## Start RAW RECORDS

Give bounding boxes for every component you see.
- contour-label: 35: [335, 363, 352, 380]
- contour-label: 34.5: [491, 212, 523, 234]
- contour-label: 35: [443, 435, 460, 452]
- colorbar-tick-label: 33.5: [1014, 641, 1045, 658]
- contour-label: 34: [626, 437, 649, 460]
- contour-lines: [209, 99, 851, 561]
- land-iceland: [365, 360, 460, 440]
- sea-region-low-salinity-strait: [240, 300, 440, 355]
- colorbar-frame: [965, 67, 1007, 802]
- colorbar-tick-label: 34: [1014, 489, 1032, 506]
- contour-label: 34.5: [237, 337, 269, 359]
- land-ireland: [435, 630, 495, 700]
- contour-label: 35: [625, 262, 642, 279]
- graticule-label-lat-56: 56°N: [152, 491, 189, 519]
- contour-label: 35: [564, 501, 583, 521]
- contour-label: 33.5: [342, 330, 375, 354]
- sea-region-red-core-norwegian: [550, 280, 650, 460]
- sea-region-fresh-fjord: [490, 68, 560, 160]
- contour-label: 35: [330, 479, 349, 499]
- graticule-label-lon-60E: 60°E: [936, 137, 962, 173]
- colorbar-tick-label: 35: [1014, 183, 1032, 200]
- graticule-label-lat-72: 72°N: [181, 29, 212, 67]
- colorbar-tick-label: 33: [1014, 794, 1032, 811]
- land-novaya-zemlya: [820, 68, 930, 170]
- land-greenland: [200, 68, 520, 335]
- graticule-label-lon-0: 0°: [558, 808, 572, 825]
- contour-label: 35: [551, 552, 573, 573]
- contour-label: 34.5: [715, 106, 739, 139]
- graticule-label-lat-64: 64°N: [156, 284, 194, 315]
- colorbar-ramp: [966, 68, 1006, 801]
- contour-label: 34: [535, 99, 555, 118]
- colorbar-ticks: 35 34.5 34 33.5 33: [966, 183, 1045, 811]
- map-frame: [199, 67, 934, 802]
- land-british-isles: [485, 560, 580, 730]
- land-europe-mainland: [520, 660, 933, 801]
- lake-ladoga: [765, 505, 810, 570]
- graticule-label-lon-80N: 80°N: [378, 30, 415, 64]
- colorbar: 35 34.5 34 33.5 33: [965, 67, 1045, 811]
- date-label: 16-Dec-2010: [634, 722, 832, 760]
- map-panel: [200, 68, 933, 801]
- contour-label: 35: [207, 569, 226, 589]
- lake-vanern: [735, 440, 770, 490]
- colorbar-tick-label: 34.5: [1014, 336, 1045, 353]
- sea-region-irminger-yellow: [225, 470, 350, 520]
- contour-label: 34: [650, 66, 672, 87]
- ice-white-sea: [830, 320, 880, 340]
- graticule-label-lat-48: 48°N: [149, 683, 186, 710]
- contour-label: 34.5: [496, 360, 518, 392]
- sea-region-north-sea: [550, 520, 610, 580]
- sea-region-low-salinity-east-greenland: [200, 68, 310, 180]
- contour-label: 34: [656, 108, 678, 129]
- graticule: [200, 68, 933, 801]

## End RAW RECORDS

◆ **GIVEN PROBLEM**
Copy every line of the data above word for word, leaving nothing out and changing nothing.

◆ **ANSWER FOR THIS EXERCISE**
Give bounding boxes for every component you see.
- contour-label: 35: [335, 363, 352, 380]
- contour-label: 34.5: [491, 212, 523, 234]
- contour-label: 35: [443, 435, 460, 452]
- colorbar-tick-label: 33.5: [1014, 641, 1045, 658]
- contour-label: 34: [626, 437, 649, 460]
- contour-lines: [209, 99, 851, 561]
- land-iceland: [365, 360, 460, 440]
- sea-region-low-salinity-strait: [240, 300, 440, 355]
- colorbar-frame: [965, 67, 1007, 802]
- colorbar-tick-label: 34: [1014, 489, 1032, 506]
- contour-label: 34.5: [237, 337, 269, 359]
- land-ireland: [435, 630, 495, 700]
- contour-label: 35: [625, 262, 642, 279]
- graticule-label-lat-56: 56°N: [152, 491, 189, 519]
- contour-label: 35: [564, 501, 583, 521]
- contour-label: 33.5: [342, 330, 375, 354]
- sea-region-red-core-norwegian: [550, 280, 650, 460]
- sea-region-fresh-fjord: [490, 68, 560, 160]
- contour-label: 35: [330, 479, 349, 499]
- graticule-label-lon-60E: 60°E: [936, 137, 962, 173]
- colorbar-tick-label: 35: [1014, 183, 1032, 200]
- graticule-label-lat-72: 72°N: [181, 29, 212, 67]
- colorbar-tick-label: 33: [1014, 794, 1032, 811]
- land-novaya-zemlya: [820, 68, 930, 170]
- land-greenland: [200, 68, 520, 335]
- graticule-label-lon-0: 0°: [558, 808, 572, 825]
- contour-label: 35: [551, 552, 573, 573]
- contour-label: 34.5: [715, 106, 739, 139]
- graticule-label-lat-64: 64°N: [156, 284, 194, 315]
- colorbar-ramp: [966, 68, 1006, 801]
- contour-label: 34: [535, 99, 555, 118]
- colorbar-ticks: 35 34.5 34 33.5 33: [966, 183, 1045, 811]
- map-frame: [199, 67, 934, 802]
- land-british-isles: [485, 560, 580, 730]
- land-europe-mainland: [520, 660, 933, 801]
- lake-ladoga: [765, 505, 810, 570]
- graticule-label-lon-80N: 80°N: [378, 30, 415, 64]
- colorbar: 35 34.5 34 33.5 33: [965, 67, 1045, 811]
- date-label: 16-Dec-2010: [634, 722, 832, 760]
- map-panel: [200, 68, 933, 801]
- contour-label: 35: [207, 569, 226, 589]
- lake-vanern: [735, 440, 770, 490]
- colorbar-tick-label: 34.5: [1014, 336, 1045, 353]
- sea-region-irminger-yellow: [225, 470, 350, 520]
- contour-label: 34: [650, 66, 672, 87]
- ice-white-sea: [830, 320, 880, 340]
- graticule-label-lat-48: 48°N: [149, 683, 186, 710]
- contour-label: 34.5: [496, 360, 518, 392]
- sea-region-north-sea: [550, 520, 610, 580]
- sea-region-low-salinity-east-greenland: [200, 68, 310, 180]
- contour-label: 34: [656, 108, 678, 129]
- graticule: [200, 68, 933, 801]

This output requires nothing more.